*The request:* Every record should be copied exactly, except that pictures are to be omitted.

##### Material for the task

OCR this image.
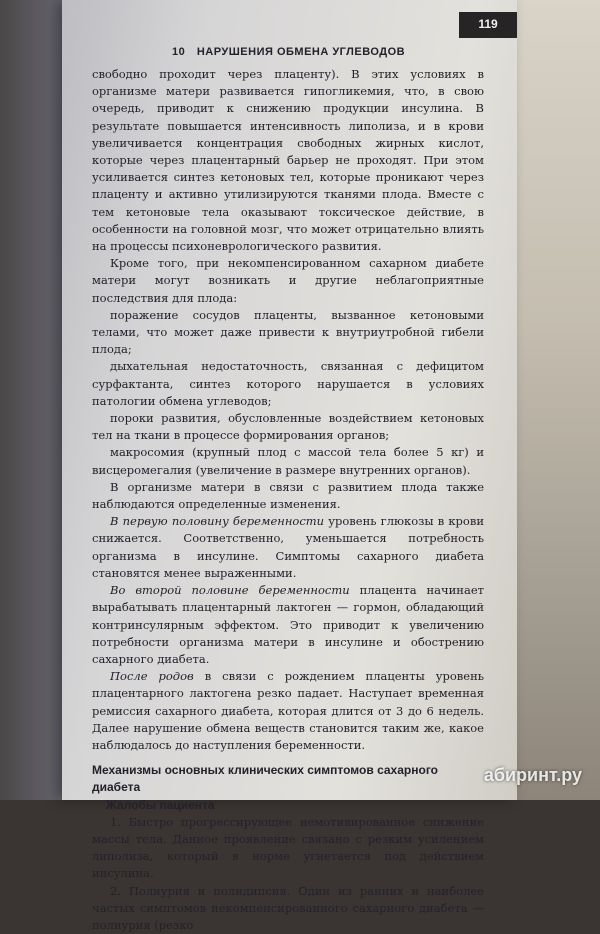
119
10 НАРУШЕНИЯ ОБМЕНА УГЛЕВОДОВ

свободно проходит через плаценту). В этих условиях в организме матери развивается гипогликемия, что, в свою очередь, приводит к снижению продукции инсулина. В результате повышается интенсивность липолиза, и в крови увеличивается концентрация свободных жирных кислот, которые через плацентарный барьер не проходят. При этом усиливается синтез кетоновых тел, которые проникают через плаценту и активно утилизируются тканями плода. Вместе с тем кетоновые тела оказывают токсическое действие, в особенности на головной мозг, что может отрицательно влиять на процессы психоневрологического развития.

Кроме того, при некомпенсированном сахарном диабете матери могут возникать и другие неблагоприятные последствия для плода:

поражение сосудов плаценты, вызванное кетоновыми телами, что может даже привести к внутриутробной гибели плода;

дыхательная недостаточность, связанная с дефицитом сурфактанта, синтез которого нарушается в условиях патологии обмена углеводов;

пороки развития, обусловленные воздействием кетоновых тел на ткани в процессе формирования органов;

макросомия (крупный плод с массой тела более 5 кг) и висцеромегалия (увеличение в размере внутренних органов).

В организме матери в связи с развитием плода также наблюдаются определенные изменения.

В первую половину беременности уровень глюкозы в крови снижается. Соответственно, уменьшается потребность организма в инсулине. Симптомы сахарного диабета становятся менее выраженными.

Во второй половине беременности плацента начинает вырабатывать плацентарный лактоген — гормон, обладающий контринсулярным эффектом. Это приводит к увеличению потребности организма матери в инсулине и обострению сахарного диабета.

После родов в связи с рождением плаценты уровень плацентарного лактогена резко падает. Наступает временная ремиссия сахарного диабета, которая длится от 3 до 6 недель. Далее нарушение обмена веществ становится таким же, какое наблюдалось до наступления беременности.

Механизмы основных клинических симптомов сахарного диабета
Жалобы пациента

1. Быстро прогрессирующее немотивированное снижение массы тела. Данное проявление связано с резким усилением липолиза, который в норме угнетается под действием инсулина.

2. Полиурия и полидипсия. Один из ранних и наиболее частых симптомов некомпенсированного сахарного диабета — полиурия (резко

абиринт.ру
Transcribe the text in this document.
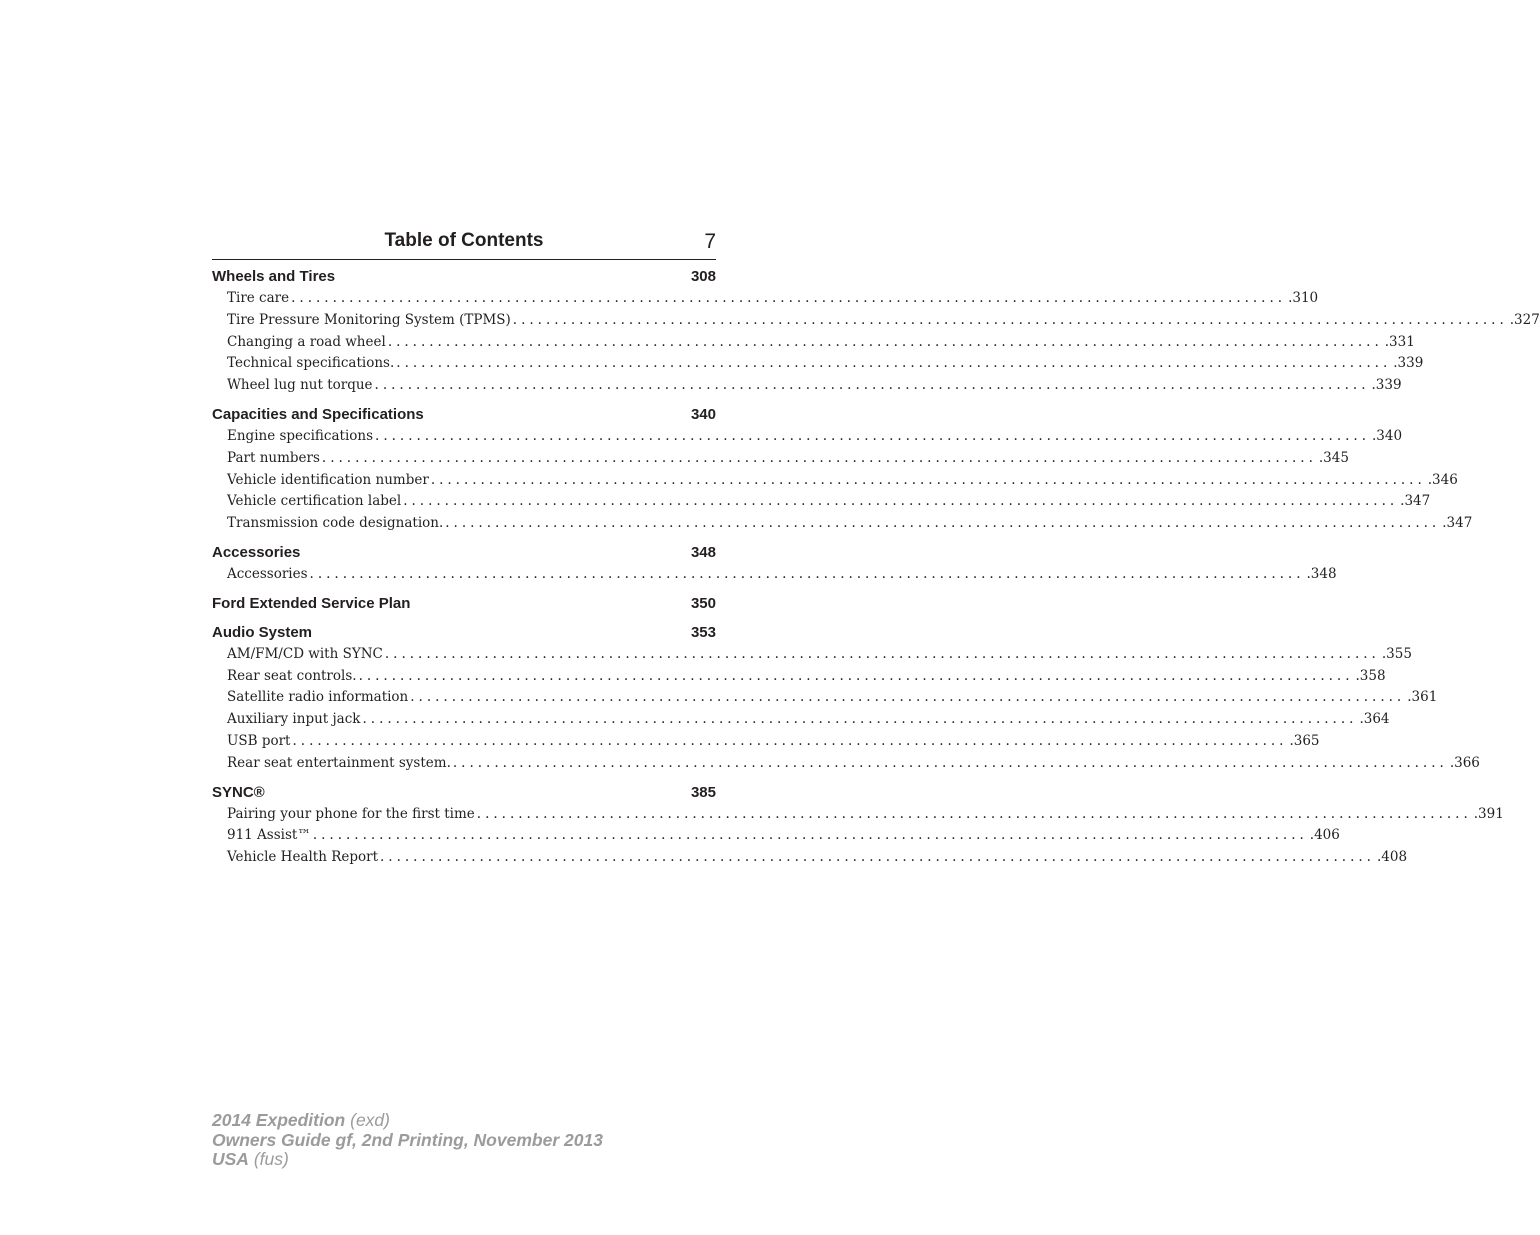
Table of Contents	7
Wheels and Tires	308
Tire care ........................................................................................................................ .310
Tire Pressure Monitoring System (TPMS) ........................................................................................................................ .327
Changing a road wheel ........................................................................................................................ .331
Technical specifications. ........................................................................................................................ .339
Wheel lug nut torque ........................................................................................................................ .339
Capacities and Specifications	340
Engine specifications ........................................................................................................................ .340
Part numbers ........................................................................................................................ .345
Vehicle identification number ........................................................................................................................ .346
Vehicle certification label ........................................................................................................................ .347
Transmission code designation. ........................................................................................................................ .347
Accessories	348
Accessories ........................................................................................................................ .348
Ford Extended Service Plan	350
Audio System	353
AM/FM/CD with SYNC ........................................................................................................................ .355
Rear seat controls. ........................................................................................................................ .358
Satellite radio information ........................................................................................................................ .361
Auxiliary input jack ........................................................................................................................ .364
USB port ........................................................................................................................ .365
Rear seat entertainment system. ........................................................................................................................ .366
SYNC®	385
Pairing your phone for the first time ........................................................................................................................ .391
911 Assist™ ........................................................................................................................ .406
Vehicle Health Report ........................................................................................................................ .408
2014 Expedition (exd)
Owners Guide gf, 2nd Printing, November 2013
USA (fus)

##########

*Output for this task:*
OCR this image.
119
10 НАРУШЕНИЯ ОБМЕНА УГЛЕВОДОВ

свободно проходит через плаценту). В этих условиях в организме матери развивается гипогликемия, что, в свою очередь, приводит к снижению продукции инсулина. В результате повышается интенсивность липолиза, и в крови увеличивается концентрация свободных жирных кислот, которые через плацентарный барьер не проходят. При этом усиливается синтез кетоновых тел, которые проникают через плаценту и активно утилизируются тканями плода. Вместе с тем кетоновые тела оказывают токсическое действие, в особенности на головной мозг, что может отрицательно влиять на процессы психоневрологического развития.

Кроме того, при некомпенсированном сахарном диабете матери могут возникать и другие неблагоприятные последствия для плода:

поражение сосудов плаценты, вызванное кетоновыми телами, что может даже привести к внутриутробной гибели плода;

дыхательная недостаточность, связанная с дефицитом сурфактанта, синтез которого нарушается в условиях патологии обмена углеводов;

пороки развития, обусловленные воздействием кетоновых тел на ткани в процессе формирования органов;

макросомия (крупный плод с массой тела более 5 кг) и висцеромегалия (увеличение в размере внутренних органов).

В организме матери в связи с развитием плода также наблюдаются определенные изменения.

В первую половину беременности уровень глюкозы в крови снижается. Соответственно, уменьшается потребность организма в инсулине. Симптомы сахарного диабета становятся менее выраженными.

Во второй половине беременности плацента начинает вырабатывать плацентарный лактоген — гормон, обладающий контринсулярным эффектом. Это приводит к увеличению потребности организма матери в инсулине и обострению сахарного диабета.

После родов в связи с рождением плаценты уровень плацентарного лактогена резко падает. Наступает временная ремиссия сахарного диабета, которая длится от 3 до 6 недель. Далее нарушение обмена веществ становится таким же, какое наблюдалось до наступления беременности.

Механизмы основных клинических симптомов сахарного диабета
Жалобы пациента

1. Быстро прогрессирующее немотивированное снижение массы тела. Данное проявление связано с резким усилением липолиза, который в норме угнетается под действием инсулина.

2. Полиурия и полидипсия. Один из ранних и наиболее частых симптомов некомпенсированного сахарного диабета — полиурия (резко

абиринт.ру
Transcribe the text in this document.
Table of Contents	7
Wheels and Tires	308
Tire care ........................................................................................................................ .310
Tire Pressure Monitoring System (TPMS) ........................................................................................................................ .327
Changing a road wheel ........................................................................................................................ .331
Technical specifications. ........................................................................................................................ .339
Wheel lug nut torque ........................................................................................................................ .339
Capacities and Specifications	340
Engine specifications ........................................................................................................................ .340
Part numbers ........................................................................................................................ .345
Vehicle identification number ........................................................................................................................ .346
Vehicle certification label ........................................................................................................................ .347
Transmission code designation. ........................................................................................................................ .347
Accessories	348
Accessories ........................................................................................................................ .348
Ford Extended Service Plan	350
Audio System	353
AM/FM/CD with SYNC ........................................................................................................................ .355
Rear seat controls. ........................................................................................................................ .358
Satellite radio information ........................................................................................................................ .361
Auxiliary input jack ........................................................................................................................ .364
USB port ........................................................................................................................ .365
Rear seat entertainment system. ........................................................................................................................ .366
SYNC®	385
Pairing your phone for the first time ........................................................................................................................ .391
911 Assist™ ........................................................................................................................ .406
Vehicle Health Report ........................................................................................................................ .408
2014 Expedition (exd)
Owners Guide gf, 2nd Printing, November 2013
USA (fus)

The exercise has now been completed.